* **WHAT IS ASKED**:
Every line that contains the word "scan" should be copied.

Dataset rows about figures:
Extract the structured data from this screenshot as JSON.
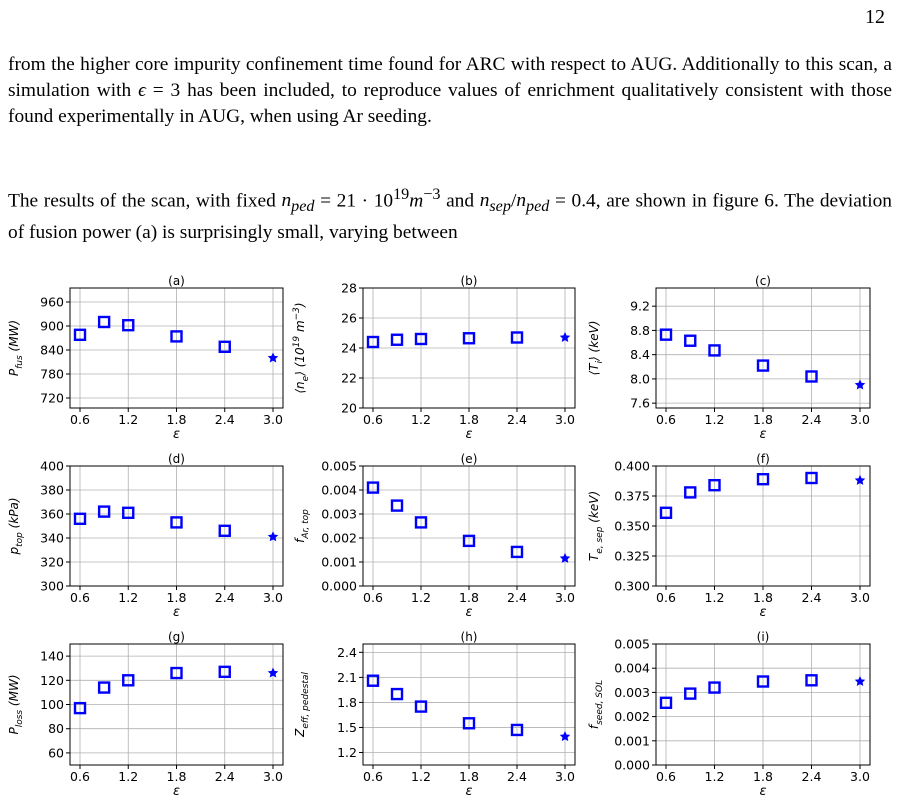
{
  "page": {
    "number": "12",
    "paragraph1": "from the higher core impurity confinement time found for ARC with respect to AUG. Additionally to this scan, a simulation with ϵ = 3 has been included, to reproduce values of enrichment qualitatively consistent with those found experimentally in AUG, when using Ar seeding.",
    "paragraph2": "The results of the scan, with fixed n_ped = 21 · 10^19 m^−3 and n_sep/n_ped = 0.4, are shown in figure 6. The deviation of fusion power (a) is surprisingly small, varying between"
  },
  "colors": {
    "marker": "#0000ff",
    "grid": "#b0b0b0"
  },
  "chart_data": [
    {
      "type": "scatter",
      "panel_title": "(a)",
      "ylabel": "P_fus (MW)",
      "xlabel": "ε",
      "xlim": [
        0.6,
        3.0
      ],
      "ylim": [
        695,
        995
      ],
      "xticks": [
        0.6,
        1.2,
        1.8,
        2.4,
        3.0
      ],
      "xtick_labels": [
        "0.6",
        "1.2",
        "1.8",
        "2.4",
        "3.0"
      ],
      "yticks": [
        720,
        780,
        840,
        900,
        960
      ],
      "ytick_labels": [
        "720",
        "780",
        "840",
        "900",
        "960"
      ],
      "x": [
        0.6,
        0.9,
        1.2,
        1.8,
        2.4
      ],
      "y": [
        878,
        910,
        902,
        874,
        848
      ],
      "extra_point": {
        "x": 3.0,
        "y": 820,
        "marker": "star"
      }
    },
    {
      "type": "scatter",
      "panel_title": "(b)",
      "ylabel": "⟨n_e⟩ (10^19 m^−3)",
      "xlabel": "ε",
      "xlim": [
        0.6,
        3.0
      ],
      "ylim": [
        20,
        28
      ],
      "xticks": [
        0.6,
        1.2,
        1.8,
        2.4,
        3.0
      ],
      "xtick_labels": [
        "0.6",
        "1.2",
        "1.8",
        "2.4",
        "3.0"
      ],
      "yticks": [
        20,
        22,
        24,
        26,
        28
      ],
      "ytick_labels": [
        "20",
        "22",
        "24",
        "26",
        "28"
      ],
      "x": [
        0.6,
        0.9,
        1.2,
        1.8,
        2.4
      ],
      "y": [
        24.4,
        24.55,
        24.6,
        24.65,
        24.7
      ],
      "extra_point": {
        "x": 3.0,
        "y": 24.7,
        "marker": "star"
      }
    },
    {
      "type": "scatter",
      "panel_title": "(c)",
      "ylabel": "⟨T_i⟩ (keV)",
      "xlabel": "ε",
      "xlim": [
        0.6,
        3.0
      ],
      "ylim": [
        7.52,
        9.5
      ],
      "xticks": [
        0.6,
        1.2,
        1.8,
        2.4,
        3.0
      ],
      "xtick_labels": [
        "0.6",
        "1.2",
        "1.8",
        "2.4",
        "3.0"
      ],
      "yticks": [
        7.6,
        8.0,
        8.4,
        8.8,
        9.2
      ],
      "ytick_labels": [
        "7.6",
        "8.0",
        "8.4",
        "8.8",
        "9.2"
      ],
      "x": [
        0.6,
        0.9,
        1.2,
        1.8,
        2.4
      ],
      "y": [
        8.73,
        8.63,
        8.47,
        8.22,
        8.04
      ],
      "extra_point": {
        "x": 3.0,
        "y": 7.9,
        "marker": "star"
      }
    },
    {
      "type": "scatter",
      "panel_title": "(d)",
      "ylabel": "p_top (kPa)",
      "xlabel": "ε",
      "xlim": [
        0.6,
        3.0
      ],
      "ylim": [
        300,
        400
      ],
      "xticks": [
        0.6,
        1.2,
        1.8,
        2.4,
        3.0
      ],
      "xtick_labels": [
        "0.6",
        "1.2",
        "1.8",
        "2.4",
        "3.0"
      ],
      "yticks": [
        300,
        320,
        340,
        360,
        380,
        400
      ],
      "ytick_labels": [
        "300",
        "320",
        "340",
        "360",
        "380",
        "400"
      ],
      "x": [
        0.6,
        0.9,
        1.2,
        1.8,
        2.4
      ],
      "y": [
        356,
        362,
        361,
        353,
        346
      ],
      "extra_point": {
        "x": 3.0,
        "y": 341,
        "marker": "star"
      }
    },
    {
      "type": "scatter",
      "panel_title": "(e)",
      "ylabel": "f_Ar, top",
      "xlabel": "ε",
      "xlim": [
        0.6,
        3.0
      ],
      "ylim": [
        0.0,
        0.005
      ],
      "xticks": [
        0.6,
        1.2,
        1.8,
        2.4,
        3.0
      ],
      "xtick_labels": [
        "0.6",
        "1.2",
        "1.8",
        "2.4",
        "3.0"
      ],
      "yticks": [
        0.0,
        0.001,
        0.002,
        0.003,
        0.004,
        0.005
      ],
      "ytick_labels": [
        "0.000",
        "0.001",
        "0.002",
        "0.003",
        "0.004",
        "0.005"
      ],
      "x": [
        0.6,
        0.9,
        1.2,
        1.8,
        2.4
      ],
      "y": [
        0.0041,
        0.00335,
        0.00265,
        0.00188,
        0.00142
      ],
      "extra_point": {
        "x": 3.0,
        "y": 0.00115,
        "marker": "star"
      }
    },
    {
      "type": "scatter",
      "panel_title": "(f)",
      "ylabel": "T_e, sep (keV)",
      "xlabel": "ε",
      "xlim": [
        0.6,
        3.0
      ],
      "ylim": [
        0.3,
        0.4
      ],
      "xticks": [
        0.6,
        1.2,
        1.8,
        2.4,
        3.0
      ],
      "xtick_labels": [
        "0.6",
        "1.2",
        "1.8",
        "2.4",
        "3.0"
      ],
      "yticks": [
        0.3,
        0.325,
        0.35,
        0.375,
        0.4
      ],
      "ytick_labels": [
        "0.300",
        "0.325",
        "0.350",
        "0.375",
        "0.400"
      ],
      "x": [
        0.6,
        0.9,
        1.2,
        1.8,
        2.4
      ],
      "y": [
        0.361,
        0.378,
        0.384,
        0.389,
        0.39
      ],
      "extra_point": {
        "x": 3.0,
        "y": 0.388,
        "marker": "star"
      }
    },
    {
      "type": "scatter",
      "panel_title": "(g)",
      "ylabel": "P_loss (MW)",
      "xlabel": "ε",
      "xlim": [
        0.6,
        3.0
      ],
      "ylim": [
        50,
        150
      ],
      "xticks": [
        0.6,
        1.2,
        1.8,
        2.4,
        3.0
      ],
      "xtick_labels": [
        "0.6",
        "1.2",
        "1.8",
        "2.4",
        "3.0"
      ],
      "yticks": [
        60,
        80,
        100,
        120,
        140
      ],
      "ytick_labels": [
        "60",
        "80",
        "100",
        "120",
        "140"
      ],
      "x": [
        0.6,
        0.9,
        1.2,
        1.8,
        2.4
      ],
      "y": [
        97,
        114,
        120,
        126,
        127
      ],
      "extra_point": {
        "x": 3.0,
        "y": 126,
        "marker": "star"
      }
    },
    {
      "type": "scatter",
      "panel_title": "(h)",
      "ylabel": "Z_eff, pedestal",
      "xlabel": "ε",
      "xlim": [
        0.6,
        3.0
      ],
      "ylim": [
        1.05,
        2.5
      ],
      "xticks": [
        0.6,
        1.2,
        1.8,
        2.4,
        3.0
      ],
      "xtick_labels": [
        "0.6",
        "1.2",
        "1.8",
        "2.4",
        "3.0"
      ],
      "yticks": [
        1.2,
        1.5,
        1.8,
        2.1,
        2.4
      ],
      "ytick_labels": [
        "1.2",
        "1.5",
        "1.8",
        "2.1",
        "2.4"
      ],
      "x": [
        0.6,
        0.9,
        1.2,
        1.8,
        2.4
      ],
      "y": [
        2.06,
        1.9,
        1.75,
        1.55,
        1.47
      ],
      "extra_point": {
        "x": 3.0,
        "y": 1.39,
        "marker": "star"
      }
    },
    {
      "type": "scatter",
      "panel_title": "(i)",
      "ylabel": "f_seed, SOL",
      "xlabel": "ε",
      "xlim": [
        0.6,
        3.0
      ],
      "ylim": [
        0.0,
        0.005
      ],
      "xticks": [
        0.6,
        1.2,
        1.8,
        2.4,
        3.0
      ],
      "xtick_labels": [
        "0.6",
        "1.2",
        "1.8",
        "2.4",
        "3.0"
      ],
      "yticks": [
        0.0,
        0.001,
        0.002,
        0.003,
        0.004,
        0.005
      ],
      "ytick_labels": [
        "0.000",
        "0.001",
        "0.002",
        "0.003",
        "0.004",
        "0.005"
      ],
      "x": [
        0.6,
        0.9,
        1.2,
        1.8,
        2.4
      ],
      "y": [
        0.00257,
        0.00295,
        0.0032,
        0.00345,
        0.0035
      ],
      "extra_point": {
        "x": 3.0,
        "y": 0.00345,
        "marker": "star"
      }
    }
  ]
}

* **TASK RESULT**:
    "paragraph1": "from the higher core impurity confinement time found for ARC with respect to AUG. Additionally to this scan, a simulation with ϵ = 3 has been included, to reproduce values of enrichment qualitatively consistent with those found experimentally in AUG, when using Ar seeding.",
    "paragraph2": "The results of the scan, with fixed n_ped = 21 · 10^19 m^−3 and n_sep/n_ped = 0.4, are shown in figure 6. The deviation of fusion power (a) is surprisingly small, varying between"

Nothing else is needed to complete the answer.